Stated exercise:
Gather each line containing the string "EURJPY" from these entries.

________________________

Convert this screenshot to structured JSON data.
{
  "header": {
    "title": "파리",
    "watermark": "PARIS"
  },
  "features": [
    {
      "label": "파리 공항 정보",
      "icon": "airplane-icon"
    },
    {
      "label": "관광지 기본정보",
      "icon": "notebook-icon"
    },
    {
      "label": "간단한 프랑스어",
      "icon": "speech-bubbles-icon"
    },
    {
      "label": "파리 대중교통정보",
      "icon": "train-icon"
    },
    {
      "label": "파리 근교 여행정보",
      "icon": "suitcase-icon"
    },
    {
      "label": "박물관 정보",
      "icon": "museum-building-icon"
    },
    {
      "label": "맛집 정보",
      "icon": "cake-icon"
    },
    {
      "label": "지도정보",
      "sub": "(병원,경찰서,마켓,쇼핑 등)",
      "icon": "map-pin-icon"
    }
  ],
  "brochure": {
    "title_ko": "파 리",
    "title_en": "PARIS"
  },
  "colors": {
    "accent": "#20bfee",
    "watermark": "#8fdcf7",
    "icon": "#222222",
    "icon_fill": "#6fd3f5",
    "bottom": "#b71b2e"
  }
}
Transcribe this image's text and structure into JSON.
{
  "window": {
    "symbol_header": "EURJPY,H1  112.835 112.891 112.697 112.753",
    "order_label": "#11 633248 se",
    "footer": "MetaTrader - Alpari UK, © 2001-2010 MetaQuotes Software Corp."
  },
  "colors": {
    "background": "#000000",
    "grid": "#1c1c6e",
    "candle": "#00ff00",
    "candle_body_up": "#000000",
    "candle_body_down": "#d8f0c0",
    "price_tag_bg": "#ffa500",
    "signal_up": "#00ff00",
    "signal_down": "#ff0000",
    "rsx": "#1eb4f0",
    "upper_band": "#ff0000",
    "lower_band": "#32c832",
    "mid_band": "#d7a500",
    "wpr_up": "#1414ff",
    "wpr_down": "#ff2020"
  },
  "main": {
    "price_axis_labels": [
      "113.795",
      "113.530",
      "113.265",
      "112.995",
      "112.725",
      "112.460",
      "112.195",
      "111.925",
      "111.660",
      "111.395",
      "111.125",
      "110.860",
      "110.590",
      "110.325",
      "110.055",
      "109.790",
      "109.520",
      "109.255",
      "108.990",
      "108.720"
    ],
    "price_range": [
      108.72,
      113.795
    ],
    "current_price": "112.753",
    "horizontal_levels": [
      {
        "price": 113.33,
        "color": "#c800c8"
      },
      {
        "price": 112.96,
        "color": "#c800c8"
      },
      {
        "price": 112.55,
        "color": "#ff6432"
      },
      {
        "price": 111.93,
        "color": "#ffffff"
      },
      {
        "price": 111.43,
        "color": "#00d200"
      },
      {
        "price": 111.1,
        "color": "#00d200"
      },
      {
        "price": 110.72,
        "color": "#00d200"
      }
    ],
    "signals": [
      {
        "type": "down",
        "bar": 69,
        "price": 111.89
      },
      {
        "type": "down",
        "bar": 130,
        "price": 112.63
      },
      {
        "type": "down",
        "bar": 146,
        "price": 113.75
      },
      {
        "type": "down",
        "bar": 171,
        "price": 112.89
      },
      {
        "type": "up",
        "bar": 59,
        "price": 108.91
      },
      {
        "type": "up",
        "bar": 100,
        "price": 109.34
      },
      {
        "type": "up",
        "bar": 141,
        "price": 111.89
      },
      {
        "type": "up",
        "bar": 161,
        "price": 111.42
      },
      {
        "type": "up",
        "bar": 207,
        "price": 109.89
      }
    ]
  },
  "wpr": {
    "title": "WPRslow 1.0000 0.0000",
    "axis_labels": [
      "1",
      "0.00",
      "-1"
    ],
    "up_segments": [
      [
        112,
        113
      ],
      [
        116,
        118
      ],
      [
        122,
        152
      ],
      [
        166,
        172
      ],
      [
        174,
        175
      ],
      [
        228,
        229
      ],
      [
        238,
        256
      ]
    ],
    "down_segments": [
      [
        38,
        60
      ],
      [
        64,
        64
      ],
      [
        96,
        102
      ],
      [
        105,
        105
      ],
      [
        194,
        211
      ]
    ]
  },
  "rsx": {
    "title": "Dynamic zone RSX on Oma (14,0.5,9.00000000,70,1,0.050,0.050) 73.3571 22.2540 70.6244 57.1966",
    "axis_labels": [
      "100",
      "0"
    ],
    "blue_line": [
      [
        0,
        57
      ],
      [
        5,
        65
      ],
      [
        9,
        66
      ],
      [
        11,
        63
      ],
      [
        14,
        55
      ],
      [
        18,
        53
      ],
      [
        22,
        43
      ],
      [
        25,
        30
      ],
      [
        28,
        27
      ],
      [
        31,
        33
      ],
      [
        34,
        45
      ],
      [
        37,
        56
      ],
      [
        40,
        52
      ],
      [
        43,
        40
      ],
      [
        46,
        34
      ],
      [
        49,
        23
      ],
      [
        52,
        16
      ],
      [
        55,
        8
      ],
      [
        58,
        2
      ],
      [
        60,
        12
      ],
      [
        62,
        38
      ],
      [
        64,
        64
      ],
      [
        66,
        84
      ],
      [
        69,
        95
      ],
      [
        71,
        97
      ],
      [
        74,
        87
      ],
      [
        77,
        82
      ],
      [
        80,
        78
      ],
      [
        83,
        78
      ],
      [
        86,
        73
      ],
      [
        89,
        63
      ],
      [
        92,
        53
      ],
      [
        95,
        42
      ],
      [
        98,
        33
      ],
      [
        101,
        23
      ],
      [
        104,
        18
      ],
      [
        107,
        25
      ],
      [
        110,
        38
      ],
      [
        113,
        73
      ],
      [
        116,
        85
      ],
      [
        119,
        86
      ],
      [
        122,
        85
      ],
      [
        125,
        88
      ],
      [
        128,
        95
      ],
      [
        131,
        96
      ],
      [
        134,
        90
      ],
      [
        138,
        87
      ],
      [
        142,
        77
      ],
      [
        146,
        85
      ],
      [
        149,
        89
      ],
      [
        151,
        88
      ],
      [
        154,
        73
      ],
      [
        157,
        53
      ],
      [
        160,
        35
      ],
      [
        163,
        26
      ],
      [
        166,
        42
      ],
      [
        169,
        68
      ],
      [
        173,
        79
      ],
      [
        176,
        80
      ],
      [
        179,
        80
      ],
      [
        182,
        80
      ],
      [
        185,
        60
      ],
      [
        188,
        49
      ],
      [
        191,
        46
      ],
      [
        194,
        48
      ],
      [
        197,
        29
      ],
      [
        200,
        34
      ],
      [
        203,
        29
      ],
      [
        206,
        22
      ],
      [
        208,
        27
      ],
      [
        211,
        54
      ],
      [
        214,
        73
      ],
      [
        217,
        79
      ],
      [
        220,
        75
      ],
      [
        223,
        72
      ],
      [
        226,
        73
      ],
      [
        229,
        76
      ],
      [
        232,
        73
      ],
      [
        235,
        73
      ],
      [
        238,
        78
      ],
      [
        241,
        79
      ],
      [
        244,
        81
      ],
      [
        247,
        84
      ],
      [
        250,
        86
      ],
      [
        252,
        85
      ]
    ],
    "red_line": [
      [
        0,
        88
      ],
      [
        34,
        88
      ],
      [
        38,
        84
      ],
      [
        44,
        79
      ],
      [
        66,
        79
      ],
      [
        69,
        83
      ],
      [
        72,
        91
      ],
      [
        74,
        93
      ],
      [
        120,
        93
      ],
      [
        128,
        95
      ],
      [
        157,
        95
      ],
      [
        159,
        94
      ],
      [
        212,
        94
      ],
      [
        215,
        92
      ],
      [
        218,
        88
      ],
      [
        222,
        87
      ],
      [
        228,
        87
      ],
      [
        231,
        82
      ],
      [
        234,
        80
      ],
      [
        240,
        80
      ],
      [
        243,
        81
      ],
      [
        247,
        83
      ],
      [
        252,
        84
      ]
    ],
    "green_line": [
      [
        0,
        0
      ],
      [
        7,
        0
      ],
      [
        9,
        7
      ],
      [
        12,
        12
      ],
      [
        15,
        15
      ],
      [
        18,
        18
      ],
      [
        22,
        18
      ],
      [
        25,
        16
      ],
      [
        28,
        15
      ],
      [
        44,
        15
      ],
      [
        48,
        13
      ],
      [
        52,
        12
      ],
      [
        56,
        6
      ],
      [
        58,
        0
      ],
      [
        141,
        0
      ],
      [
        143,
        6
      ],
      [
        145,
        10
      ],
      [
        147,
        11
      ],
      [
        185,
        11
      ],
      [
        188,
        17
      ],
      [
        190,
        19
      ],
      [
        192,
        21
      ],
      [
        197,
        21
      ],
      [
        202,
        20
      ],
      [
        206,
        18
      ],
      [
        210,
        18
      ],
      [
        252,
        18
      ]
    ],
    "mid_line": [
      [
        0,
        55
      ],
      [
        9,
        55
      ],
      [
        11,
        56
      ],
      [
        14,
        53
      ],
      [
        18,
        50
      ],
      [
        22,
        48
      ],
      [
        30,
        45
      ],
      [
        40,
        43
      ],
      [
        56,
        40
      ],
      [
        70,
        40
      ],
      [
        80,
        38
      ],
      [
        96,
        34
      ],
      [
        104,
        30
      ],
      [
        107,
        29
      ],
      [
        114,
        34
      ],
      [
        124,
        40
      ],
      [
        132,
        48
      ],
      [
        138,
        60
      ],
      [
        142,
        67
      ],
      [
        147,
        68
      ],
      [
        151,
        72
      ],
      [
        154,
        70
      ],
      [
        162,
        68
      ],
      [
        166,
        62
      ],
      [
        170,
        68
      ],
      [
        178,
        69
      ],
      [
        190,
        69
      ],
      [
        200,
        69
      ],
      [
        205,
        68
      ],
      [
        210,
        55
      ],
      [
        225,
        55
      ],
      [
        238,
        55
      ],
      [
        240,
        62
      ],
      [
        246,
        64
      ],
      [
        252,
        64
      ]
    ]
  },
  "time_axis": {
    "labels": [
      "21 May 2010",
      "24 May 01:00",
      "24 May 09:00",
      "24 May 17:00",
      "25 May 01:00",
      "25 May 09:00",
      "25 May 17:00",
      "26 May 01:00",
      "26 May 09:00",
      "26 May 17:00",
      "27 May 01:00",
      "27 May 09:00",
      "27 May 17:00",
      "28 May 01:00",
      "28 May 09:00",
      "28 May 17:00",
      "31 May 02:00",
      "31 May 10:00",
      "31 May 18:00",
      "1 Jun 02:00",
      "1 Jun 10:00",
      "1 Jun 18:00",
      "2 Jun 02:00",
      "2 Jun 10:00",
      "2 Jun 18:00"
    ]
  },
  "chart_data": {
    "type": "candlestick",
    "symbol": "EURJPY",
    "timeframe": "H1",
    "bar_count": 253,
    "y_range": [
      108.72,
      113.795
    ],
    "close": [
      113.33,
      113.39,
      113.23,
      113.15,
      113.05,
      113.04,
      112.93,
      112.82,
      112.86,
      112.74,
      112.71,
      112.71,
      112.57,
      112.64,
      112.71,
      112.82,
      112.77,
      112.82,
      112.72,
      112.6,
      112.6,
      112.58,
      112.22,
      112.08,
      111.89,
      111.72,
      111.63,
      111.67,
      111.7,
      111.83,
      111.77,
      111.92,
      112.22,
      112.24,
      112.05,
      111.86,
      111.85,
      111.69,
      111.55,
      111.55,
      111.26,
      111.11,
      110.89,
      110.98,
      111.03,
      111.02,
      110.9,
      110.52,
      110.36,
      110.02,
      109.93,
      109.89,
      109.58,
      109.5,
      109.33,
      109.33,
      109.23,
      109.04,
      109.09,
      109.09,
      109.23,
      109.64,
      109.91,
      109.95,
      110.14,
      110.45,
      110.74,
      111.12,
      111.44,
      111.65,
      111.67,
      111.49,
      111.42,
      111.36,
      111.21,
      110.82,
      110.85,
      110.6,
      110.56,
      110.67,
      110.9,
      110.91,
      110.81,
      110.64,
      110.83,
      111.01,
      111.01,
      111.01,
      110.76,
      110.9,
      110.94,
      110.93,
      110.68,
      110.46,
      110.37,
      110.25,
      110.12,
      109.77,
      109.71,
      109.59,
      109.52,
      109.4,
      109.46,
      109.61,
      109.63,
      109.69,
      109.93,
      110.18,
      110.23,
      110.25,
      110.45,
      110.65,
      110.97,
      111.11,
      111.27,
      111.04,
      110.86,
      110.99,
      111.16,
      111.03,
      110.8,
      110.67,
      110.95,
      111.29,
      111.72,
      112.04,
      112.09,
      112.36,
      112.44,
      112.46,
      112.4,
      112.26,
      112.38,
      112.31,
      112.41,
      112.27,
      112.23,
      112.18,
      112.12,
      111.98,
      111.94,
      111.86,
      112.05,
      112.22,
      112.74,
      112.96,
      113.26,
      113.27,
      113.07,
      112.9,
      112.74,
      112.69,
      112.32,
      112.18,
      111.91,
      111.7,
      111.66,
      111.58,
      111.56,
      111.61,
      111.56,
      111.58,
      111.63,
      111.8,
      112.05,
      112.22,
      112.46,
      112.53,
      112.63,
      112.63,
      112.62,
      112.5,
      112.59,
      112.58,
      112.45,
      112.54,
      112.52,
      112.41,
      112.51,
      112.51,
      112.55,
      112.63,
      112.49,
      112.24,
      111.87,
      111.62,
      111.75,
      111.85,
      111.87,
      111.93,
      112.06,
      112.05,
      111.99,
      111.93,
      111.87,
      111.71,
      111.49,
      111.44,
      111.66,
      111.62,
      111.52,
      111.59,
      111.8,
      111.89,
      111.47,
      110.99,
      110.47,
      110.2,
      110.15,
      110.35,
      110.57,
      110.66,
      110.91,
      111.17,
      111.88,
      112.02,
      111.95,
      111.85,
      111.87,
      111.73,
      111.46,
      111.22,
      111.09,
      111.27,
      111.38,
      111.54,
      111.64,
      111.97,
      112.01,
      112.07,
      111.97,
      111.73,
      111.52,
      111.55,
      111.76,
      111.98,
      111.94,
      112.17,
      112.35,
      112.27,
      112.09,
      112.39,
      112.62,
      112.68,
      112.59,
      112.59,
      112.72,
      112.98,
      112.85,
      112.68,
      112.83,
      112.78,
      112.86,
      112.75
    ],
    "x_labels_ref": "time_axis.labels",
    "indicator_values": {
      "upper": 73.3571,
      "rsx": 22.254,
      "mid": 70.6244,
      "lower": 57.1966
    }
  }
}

________________________

Response to this exercise:
    "symbol_header": "EURJPY,H1  112.835 112.891 112.697 112.753",
    "symbol": "EURJPY",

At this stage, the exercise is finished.